[Start of Extracted material]

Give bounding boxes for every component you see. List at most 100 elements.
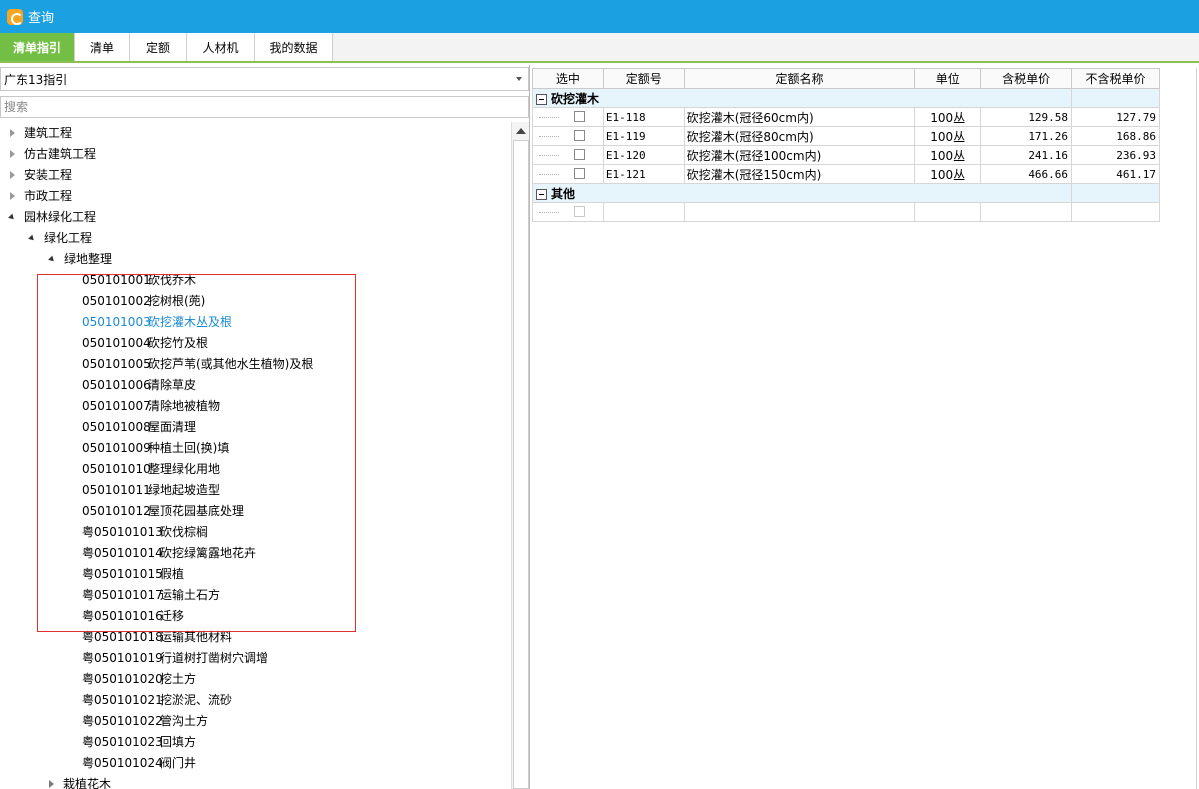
grid-row[interactable]: E1-120 砍挖灌木(冠径100cm内) 100丛 241.16 236.93	[532, 145, 1160, 165]
tree-scrollbar[interactable]	[511, 122, 529, 789]
grid-row[interactable]: E1-119 砍挖灌木(冠径80cm内) 100丛 171.26 168.86	[532, 126, 1160, 146]
tree-leaf[interactable]: 050101009 种植土回(换)填	[82, 437, 229, 458]
library-selected: 广东13指引	[4, 72, 68, 87]
expand-icon[interactable]	[10, 170, 15, 179]
cell-price-notax: 236.93	[1071, 145, 1160, 165]
tree-leaf[interactable]: 粤050101015 假植	[82, 563, 184, 584]
tree-leaf[interactable]: 粤050101023 回填方	[82, 731, 196, 752]
select-checkbox[interactable]	[574, 206, 585, 217]
tree-leaf[interactable]: 粤050101022 管沟土方	[82, 710, 208, 731]
expand-icon[interactable]	[10, 149, 15, 158]
tree-node-planting[interactable]: 栽植花木	[49, 773, 111, 789]
collapse-icon[interactable]	[48, 255, 56, 264]
tree-leaf[interactable]: 粤050101019 行道树打凿树穴调增	[82, 647, 268, 668]
leaf-name: 砍挖芦苇(或其他水生植物)及根	[148, 357, 314, 371]
tree-node-municipal[interactable]: 市政工程	[10, 185, 72, 206]
leaf-code: 050101008	[82, 419, 151, 434]
col-select[interactable]: 选中	[532, 68, 604, 89]
tree-leaf[interactable]: 粤050101014 砍挖绿篱露地花卉	[82, 542, 256, 563]
leaf-name: 砍挖竹及根	[148, 336, 209, 350]
tree-node-antique-building[interactable]: 仿古建筑工程	[10, 143, 96, 164]
leaf-code: 粤050101013	[82, 525, 163, 539]
leaf-code: 粤050101015	[82, 567, 163, 581]
col-quota-name[interactable]: 定额名称	[683, 68, 916, 89]
tree-leaf[interactable]: 粤050101013 砍伐棕榈	[82, 521, 208, 542]
cell-unit: 100丛	[914, 164, 982, 184]
tree-leaf[interactable]: 粤050101018 运输其他材料	[82, 626, 232, 647]
chevron-down-icon[interactable]	[516, 77, 522, 81]
tree-leaf[interactable]: 050101005 砍挖芦苇(或其他水生植物)及根	[82, 353, 313, 374]
tree-leaf[interactable]: 050101003 砍挖灌木丛及根	[82, 311, 232, 332]
col-price-tax[interactable]: 含税单价	[980, 68, 1073, 89]
cell-price-tax: 466.66	[980, 164, 1073, 184]
collapse-icon[interactable]	[8, 213, 16, 222]
tab-my-data[interactable]: 我的数据	[255, 33, 333, 61]
tree-leaf[interactable]: 粤050101016 迁移	[82, 605, 184, 626]
tree-leaf[interactable]: 050101001 砍伐乔木	[82, 269, 196, 290]
tree-leaf[interactable]: 050101002 挖树根(蔸)	[82, 290, 205, 311]
collapse-icon[interactable]	[536, 93, 547, 105]
leaf-name: 挖淤泥、流砂	[160, 693, 233, 707]
leaf-name: 种植土回(换)填	[148, 441, 230, 455]
grid-row[interactable]: E1-118 砍挖灌木(冠径60cm内) 100丛 129.58 127.79	[532, 107, 1160, 127]
select-checkbox[interactable]	[574, 168, 585, 179]
tree-connector	[539, 174, 559, 175]
scroll-up-arrow-icon[interactable]	[512, 122, 529, 139]
leaf-code: 粤050101019	[82, 651, 163, 665]
tree-leaf[interactable]: 050101012 屋顶花园基底处理	[82, 500, 244, 521]
tree-leaf[interactable]: 050101006 清除草皮	[82, 374, 196, 395]
col-quota-code[interactable]: 定额号	[602, 68, 685, 89]
col-price-notax[interactable]: 不含税单价	[1071, 68, 1160, 89]
cell-quota-code: E1-120	[602, 145, 685, 165]
tree-leaf[interactable]: 050101007 清除地被植物	[82, 395, 220, 416]
leaf-code: 粤050101018	[82, 630, 163, 644]
cell-price-notax: 168.86	[1071, 126, 1160, 146]
tree-leaf[interactable]: 050101004 砍挖竹及根	[82, 332, 208, 353]
tree-leaf[interactable]: 粤050101024 阀门井	[82, 752, 196, 773]
expand-icon[interactable]	[10, 191, 15, 200]
title-bar: 查询	[0, 0, 1199, 33]
cell-price-tax: 171.26	[980, 126, 1073, 146]
tab-labor-material-machine[interactable]: 人材机	[187, 33, 255, 61]
tree-node-installation[interactable]: 安装工程	[10, 164, 72, 185]
leaf-name: 假植	[160, 567, 185, 581]
collapse-icon[interactable]	[536, 188, 547, 200]
tab-bill[interactable]: 清单	[75, 33, 130, 61]
tree-node-land-preparation[interactable]: 绿地整理	[48, 248, 112, 269]
tab-quota[interactable]: 定额	[130, 33, 187, 61]
tree-leaf[interactable]: 粤050101020 挖土方	[82, 668, 196, 689]
grid-row[interactable]	[532, 202, 1160, 222]
tree-leaf[interactable]: 050101008 屋面清理	[82, 416, 196, 437]
quota-grid: 选中 定额号 定额名称 单位 含税单价 不含税单价 砍挖灌木 E1-118 砍挖灌木…	[531, 68, 1160, 222]
expand-icon[interactable]	[49, 779, 54, 788]
grid-group-row[interactable]: 砍挖灌木	[531, 88, 1160, 108]
grid-row[interactable]: E1-121 砍挖灌木(冠径150cm内) 100丛 466.66 461.17	[532, 164, 1160, 184]
tree-leaf[interactable]: 050101011 绿地起坡造型	[82, 479, 220, 500]
scrollbar-thumb[interactable]	[513, 140, 529, 789]
cell-price-notax: 127.79	[1071, 107, 1160, 127]
col-unit[interactable]: 单位	[914, 68, 982, 89]
collapse-icon[interactable]	[28, 234, 36, 243]
leaf-name: 清除地被植物	[148, 399, 221, 413]
tab-bill-guide[interactable]: 清单指引	[0, 33, 75, 61]
select-checkbox[interactable]	[574, 149, 585, 160]
select-checkbox[interactable]	[574, 111, 585, 122]
left-panel: 广东13指引 建筑工程 仿古建筑工程 安装工程 市政工程 园林绿化工程 绿化工程	[0, 65, 530, 789]
grid-group-row[interactable]: 其他	[531, 183, 1160, 203]
leaf-code: 050101011	[82, 482, 151, 497]
select-checkbox[interactable]	[574, 130, 585, 141]
tree-node-greening[interactable]: 绿化工程	[28, 227, 92, 248]
leaf-code: 粤050101020	[82, 672, 163, 686]
expand-icon[interactable]	[10, 128, 15, 137]
tree-leaf[interactable]: 粤050101017 运输土石方	[82, 584, 220, 605]
search-input[interactable]	[0, 96, 529, 118]
cell-quota-code: E1-118	[602, 107, 685, 127]
library-dropdown[interactable]: 广东13指引	[0, 67, 529, 91]
tree-leaf[interactable]: 050101010 整理绿化用地	[82, 458, 220, 479]
cell-unit: 100丛	[914, 107, 982, 127]
tree-node-building[interactable]: 建筑工程	[10, 122, 72, 143]
cell-quota-name	[683, 202, 916, 222]
tree-leaf[interactable]: 粤050101021 挖淤泥、流砂	[82, 689, 232, 710]
tree-node-landscape[interactable]: 园林绿化工程	[8, 206, 96, 227]
cell-quota-code: E1-121	[602, 164, 685, 184]
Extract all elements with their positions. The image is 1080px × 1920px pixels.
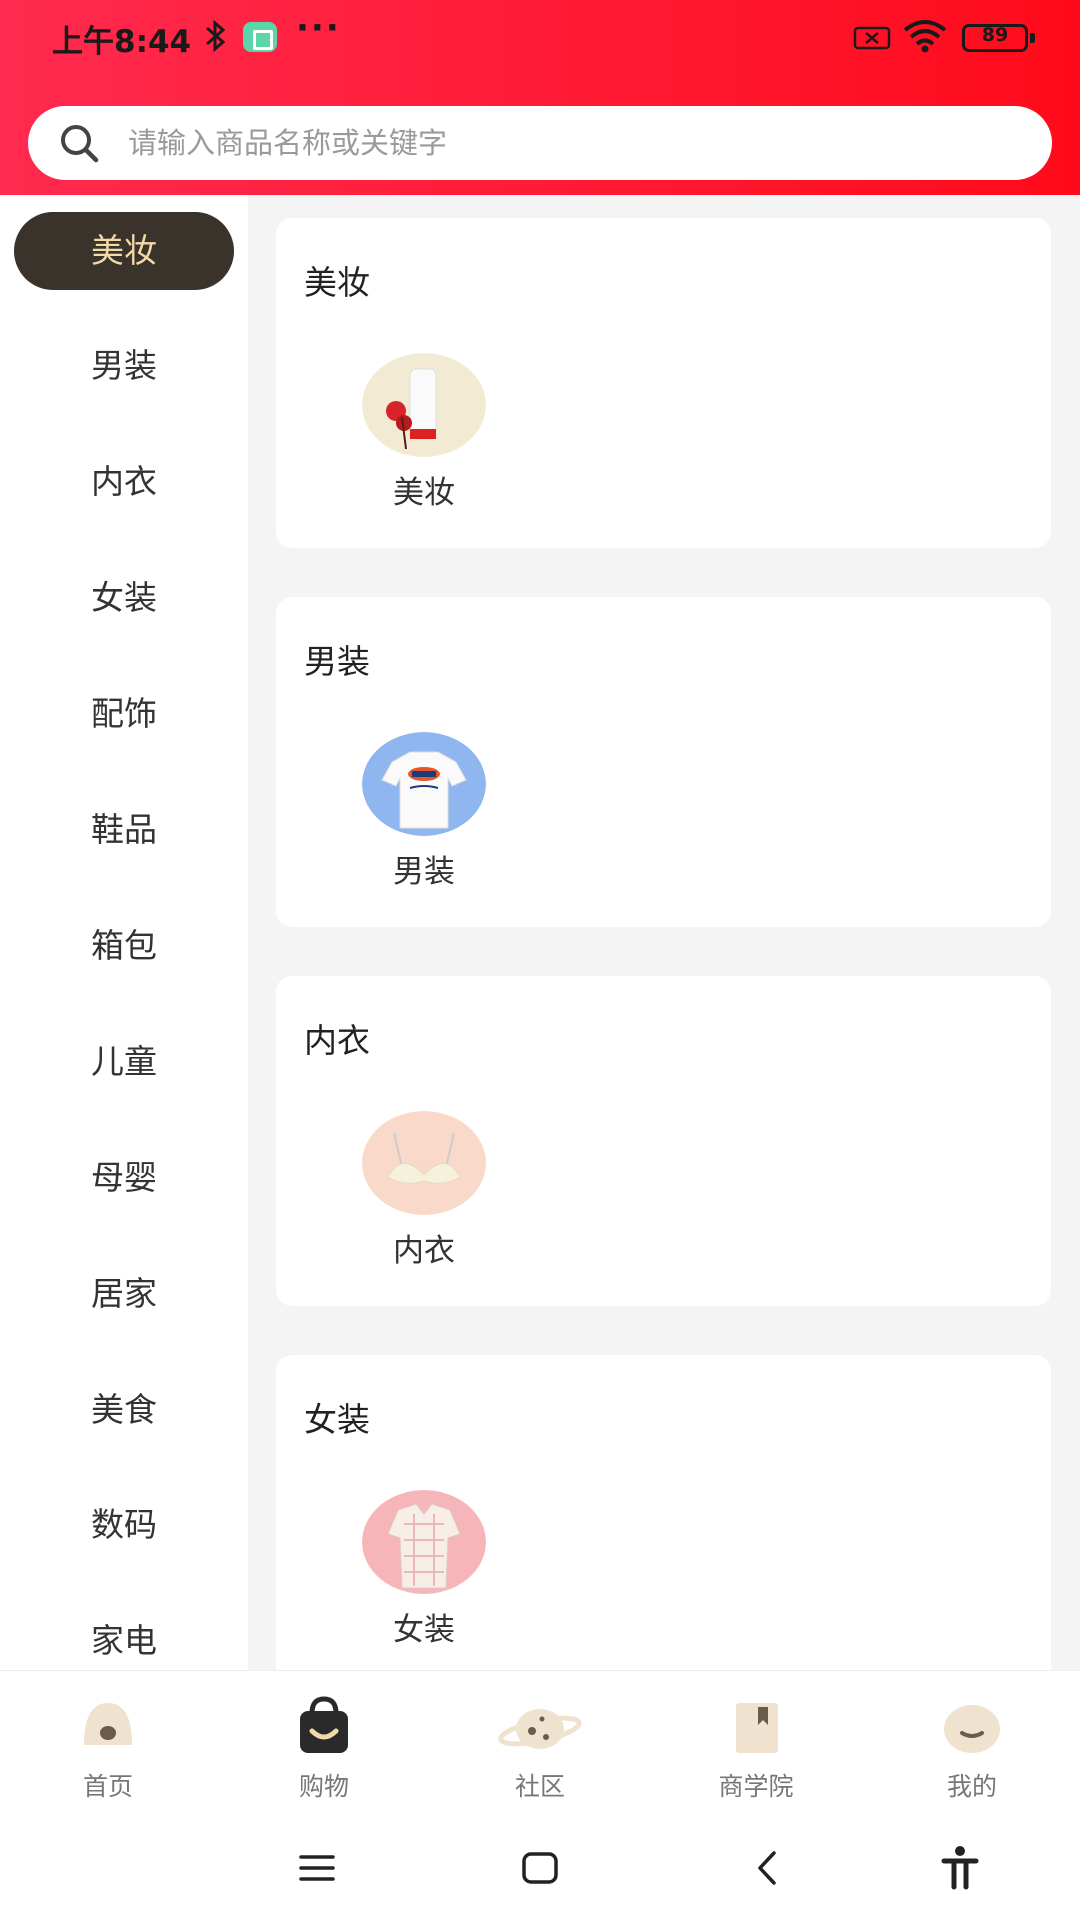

[End of Extracted material]

**What you will do**
Output every line of the listing above word for word, leaving out the pictures.

**Result of the exercise**
Give bounding boxes for every component you see. List at most 100 elements.
grid-row[interactable]: E1-120 砍挖灌木(冠径100cm内) 100丛 241.16 236.93	[532, 145, 1160, 165]
tree-scrollbar[interactable]	[511, 122, 529, 789]
grid-row[interactable]: E1-119 砍挖灌木(冠径80cm内) 100丛 171.26 168.86	[532, 126, 1160, 146]
tree-leaf[interactable]: 050101009 种植土回(换)填	[82, 437, 229, 458]
library-selected: 广东13指引	[4, 72, 68, 87]
expand-icon[interactable]	[10, 170, 15, 179]
cell-price-notax: 236.93	[1071, 145, 1160, 165]
tree-leaf[interactable]: 粤050101015 假植	[82, 563, 184, 584]
tree-leaf[interactable]: 粤050101023 回填方	[82, 731, 196, 752]
select-checkbox[interactable]	[574, 206, 585, 217]
tree-leaf[interactable]: 粤050101022 管沟土方	[82, 710, 208, 731]
expand-icon[interactable]	[10, 149, 15, 158]
tree-node-planting[interactable]: 栽植花木	[49, 773, 111, 789]
collapse-icon[interactable]	[48, 255, 56, 264]
tree-leaf[interactable]: 粤050101019 行道树打凿树穴调增	[82, 647, 268, 668]
leaf-name: 砍挖芦苇(或其他水生植物)及根	[148, 357, 314, 371]
tree-node-municipal[interactable]: 市政工程	[10, 185, 72, 206]
leaf-code: 050101008	[82, 419, 151, 434]
col-select[interactable]: 选中	[532, 68, 604, 89]
tree-leaf[interactable]: 粤050101014 砍挖绿篱露地花卉	[82, 542, 256, 563]
leaf-name: 砍挖竹及根	[148, 336, 209, 350]
tree-node-antique-building[interactable]: 仿古建筑工程	[10, 143, 96, 164]
leaf-code: 粤050101013	[82, 525, 163, 539]
leaf-code: 粤050101015	[82, 567, 163, 581]
col-quota-name[interactable]: 定额名称	[683, 68, 916, 89]
tree-leaf[interactable]: 粤050101013 砍伐棕榈	[82, 521, 208, 542]
cell-unit: 100丛	[914, 164, 982, 184]
tree-leaf[interactable]: 粤050101018 运输其他材料	[82, 626, 232, 647]
chevron-down-icon[interactable]	[516, 77, 522, 81]
tree-leaf[interactable]: 050101005 砍挖芦苇(或其他水生植物)及根	[82, 353, 313, 374]
tree-leaf[interactable]: 050101003 砍挖灌木丛及根	[82, 311, 232, 332]
col-price-tax[interactable]: 含税单价	[980, 68, 1073, 89]
cell-price-tax: 466.66	[980, 164, 1073, 184]
collapse-icon[interactable]	[8, 213, 16, 222]
tab-my-data[interactable]: 我的数据	[255, 33, 333, 61]
tree-leaf[interactable]: 粤050101016 迁移	[82, 605, 184, 626]
tree-leaf[interactable]: 050101001 砍伐乔木	[82, 269, 196, 290]
tree-leaf[interactable]: 050101002 挖树根(蔸)	[82, 290, 205, 311]
collapse-icon[interactable]	[536, 93, 547, 105]
leaf-name: 挖淤泥、流砂	[160, 693, 233, 707]
leaf-name: 种植土回(换)填	[148, 441, 230, 455]
grid-row[interactable]: E1-118 砍挖灌木(冠径60cm内) 100丛 129.58 127.79	[532, 107, 1160, 127]
select-checkbox[interactable]	[574, 168, 585, 179]
tree-connector	[539, 174, 559, 175]
scroll-up-arrow-icon[interactable]	[512, 122, 529, 139]
leaf-code: 粤050101019	[82, 651, 163, 665]
tree-leaf[interactable]: 050101012 屋顶花园基底处理	[82, 500, 244, 521]
tree-leaf[interactable]: 050101006 清除草皮	[82, 374, 196, 395]
col-quota-code[interactable]: 定额号	[602, 68, 685, 89]
col-price-notax[interactable]: 不含税单价	[1071, 68, 1160, 89]
cell-quota-code: E1-120	[602, 145, 685, 165]
tree-leaf[interactable]: 050101007 清除地被植物	[82, 395, 220, 416]
leaf-code: 粤050101018	[82, 630, 163, 644]
cell-price-notax: 168.86	[1071, 126, 1160, 146]
tree-leaf[interactable]: 050101004 砍挖竹及根	[82, 332, 208, 353]
tree-leaf[interactable]: 粤050101024 阀门井	[82, 752, 196, 773]
expand-icon[interactable]	[10, 191, 15, 200]
title-bar: 查询	[0, 0, 1199, 33]
cell-price-tax: 171.26	[980, 126, 1073, 146]
tab-labor-material-machine[interactable]: 人材机	[187, 33, 255, 61]
tree-node-installation[interactable]: 安装工程	[10, 164, 72, 185]
leaf-name: 假植	[160, 567, 185, 581]
collapse-icon[interactable]	[536, 188, 547, 200]
tab-bill[interactable]: 清单	[75, 33, 130, 61]
tree-node-land-preparation[interactable]: 绿地整理	[48, 248, 112, 269]
tab-quota[interactable]: 定额	[130, 33, 187, 61]
tree-leaf[interactable]: 粤050101020 挖土方	[82, 668, 196, 689]
grid-row[interactable]	[532, 202, 1160, 222]
tree-leaf[interactable]: 050101008 屋面清理	[82, 416, 196, 437]
quota-grid: 选中 定额号 定额名称 单位 含税单价 不含税单价 砍挖灌木 E1-118 砍挖灌木…	[531, 68, 1160, 222]
expand-icon[interactable]	[49, 779, 54, 788]
grid-group-row[interactable]: 砍挖灌木	[531, 88, 1160, 108]
grid-row[interactable]: E1-121 砍挖灌木(冠径150cm内) 100丛 466.66 461.17	[532, 164, 1160, 184]
tree-leaf[interactable]: 050101011 绿地起坡造型	[82, 479, 220, 500]
scrollbar-thumb[interactable]	[513, 140, 529, 789]
cell-price-notax: 127.79	[1071, 107, 1160, 127]
col-unit[interactable]: 单位	[914, 68, 982, 89]
collapse-icon[interactable]	[28, 234, 36, 243]
leaf-name: 清除地被植物	[148, 399, 221, 413]
tab-bill-guide[interactable]: 清单指引	[0, 33, 75, 61]
select-checkbox[interactable]	[574, 149, 585, 160]
select-checkbox[interactable]	[574, 111, 585, 122]
left-panel: 广东13指引 建筑工程 仿古建筑工程 安装工程 市政工程 园林绿化工程 绿化工程	[0, 65, 530, 789]
grid-group-row[interactable]: 其他	[531, 183, 1160, 203]
leaf-code: 050101011	[82, 482, 151, 497]
select-checkbox[interactable]	[574, 130, 585, 141]
tree-node-greening[interactable]: 绿化工程	[28, 227, 92, 248]
leaf-code: 粤050101020	[82, 672, 163, 686]
expand-icon[interactable]	[10, 128, 15, 137]
tree-leaf[interactable]: 粤050101017 运输土石方	[82, 584, 220, 605]
search-input[interactable]	[0, 96, 529, 118]
cell-quota-code: E1-118	[602, 107, 685, 127]
library-dropdown[interactable]: 广东13指引	[0, 67, 529, 91]
tree-leaf[interactable]: 050101010 整理绿化用地	[82, 458, 220, 479]
cell-unit: 100丛	[914, 107, 982, 127]
tree-node-building[interactable]: 建筑工程	[10, 122, 72, 143]
cell-quota-name	[683, 202, 916, 222]
tree-leaf[interactable]: 粤050101021 挖淤泥、流砂	[82, 689, 232, 710]
tree-node-landscape[interactable]: 园林绿化工程	[8, 206, 96, 227]
cell-quota-code: E1-121	[602, 164, 685, 184]
Extract all elements with their positions. The image is 1080px × 1920px pixels.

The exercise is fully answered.